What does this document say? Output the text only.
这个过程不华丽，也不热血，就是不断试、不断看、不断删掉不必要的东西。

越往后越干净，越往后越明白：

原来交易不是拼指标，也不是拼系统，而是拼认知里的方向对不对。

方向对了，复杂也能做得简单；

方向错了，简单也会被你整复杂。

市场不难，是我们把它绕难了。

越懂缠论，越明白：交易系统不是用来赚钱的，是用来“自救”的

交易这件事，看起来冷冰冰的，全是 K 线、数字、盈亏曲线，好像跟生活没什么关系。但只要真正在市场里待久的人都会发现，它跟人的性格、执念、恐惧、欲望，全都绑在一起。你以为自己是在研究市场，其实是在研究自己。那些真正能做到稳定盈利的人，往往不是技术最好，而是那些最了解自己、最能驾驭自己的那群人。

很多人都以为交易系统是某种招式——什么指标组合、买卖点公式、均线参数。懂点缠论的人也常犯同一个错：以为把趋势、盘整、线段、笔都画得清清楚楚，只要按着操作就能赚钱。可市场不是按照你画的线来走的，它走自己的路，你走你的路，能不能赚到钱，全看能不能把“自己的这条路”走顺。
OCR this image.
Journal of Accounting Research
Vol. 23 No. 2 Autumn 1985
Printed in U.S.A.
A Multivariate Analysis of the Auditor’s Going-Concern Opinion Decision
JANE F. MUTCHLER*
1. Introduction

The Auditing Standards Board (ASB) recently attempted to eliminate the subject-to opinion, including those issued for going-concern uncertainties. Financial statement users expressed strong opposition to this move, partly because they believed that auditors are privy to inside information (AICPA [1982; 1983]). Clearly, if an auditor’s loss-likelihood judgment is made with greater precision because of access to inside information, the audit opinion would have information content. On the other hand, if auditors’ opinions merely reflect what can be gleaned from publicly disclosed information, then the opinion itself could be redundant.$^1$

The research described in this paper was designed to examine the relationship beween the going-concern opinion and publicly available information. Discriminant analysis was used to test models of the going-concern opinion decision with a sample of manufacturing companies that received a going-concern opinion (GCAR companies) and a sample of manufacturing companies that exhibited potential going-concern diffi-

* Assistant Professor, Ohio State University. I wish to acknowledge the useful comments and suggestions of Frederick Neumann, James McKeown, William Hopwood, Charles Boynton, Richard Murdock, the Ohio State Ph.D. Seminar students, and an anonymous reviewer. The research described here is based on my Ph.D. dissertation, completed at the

PROBLEM REQUIREMENTS
Copy out each record from above, exactly.

COMPLETED TASK
What does this document say? Output the text only.
这个过程不华丽，也不热血，就是不断试、不断看、不断删掉不必要的东西。

越往后越干净，越往后越明白：

原来交易不是拼指标，也不是拼系统，而是拼认知里的方向对不对。

方向对了，复杂也能做得简单；

方向错了，简单也会被你整复杂。

市场不难，是我们把它绕难了。

越懂缠论，越明白：交易系统不是用来赚钱的，是用来“自救”的

交易这件事，看起来冷冰冰的，全是 K 线、数字、盈亏曲线，好像跟生活没什么关系。但只要真正在市场里待久的人都会发现，它跟人的性格、执念、恐惧、欲望，全都绑在一起。你以为自己是在研究市场，其实是在研究自己。那些真正能做到稳定盈利的人，往往不是技术最好，而是那些最了解自己、最能驾驭自己的那群人。

很多人都以为交易系统是某种招式——什么指标组合、买卖点公式、均线参数。懂点缠论的人也常犯同一个错：以为把趋势、盘整、线段、笔都画得清清楚楚，只要按着操作就能赚钱。可市场不是按照你画的线来走的，它走自己的路，你走你的路，能不能赚到钱，全看能不能把“自己的这条路”走顺。
OCR this image.
Journal of Accounting Research
Vol. 23 No. 2 Autumn 1985
Printed in U.S.A.
A Multivariate Analysis of the Auditor’s Going-Concern Opinion Decision
JANE F. MUTCHLER*
1. Introduction

The Auditing Standards Board (ASB) recently attempted to eliminate the subject-to opinion, including those issued for going-concern uncertainties. Financial statement users expressed strong opposition to this move, partly because they believed that auditors are privy to inside information (AICPA [1982; 1983]). Clearly, if an auditor’s loss-likelihood judgment is made with greater precision because of access to inside information, the audit opinion would have information content. On the other hand, if auditors’ opinions merely reflect what can be gleaned from publicly disclosed information, then the opinion itself could be redundant.$^1$

The research described in this paper was designed to examine the relationship beween the going-concern opinion and publicly available information. Discriminant analysis was used to test models of the going-concern opinion decision with a sample of manufacturing companies that received a going-concern opinion (GCAR companies) and a sample of manufacturing companies that exhibited potential going-concern diffi-

* Assistant Professor, Ohio State University. I wish to acknowledge the useful comments and suggestions of Frederick Neumann, James McKeown, William Hopwood, Charles Boynton, Richard Murdock, the Ohio State Ph.D. Seminar students, and an anonymous reviewer. The research described here is based on my Ph.D. dissertation, completed at the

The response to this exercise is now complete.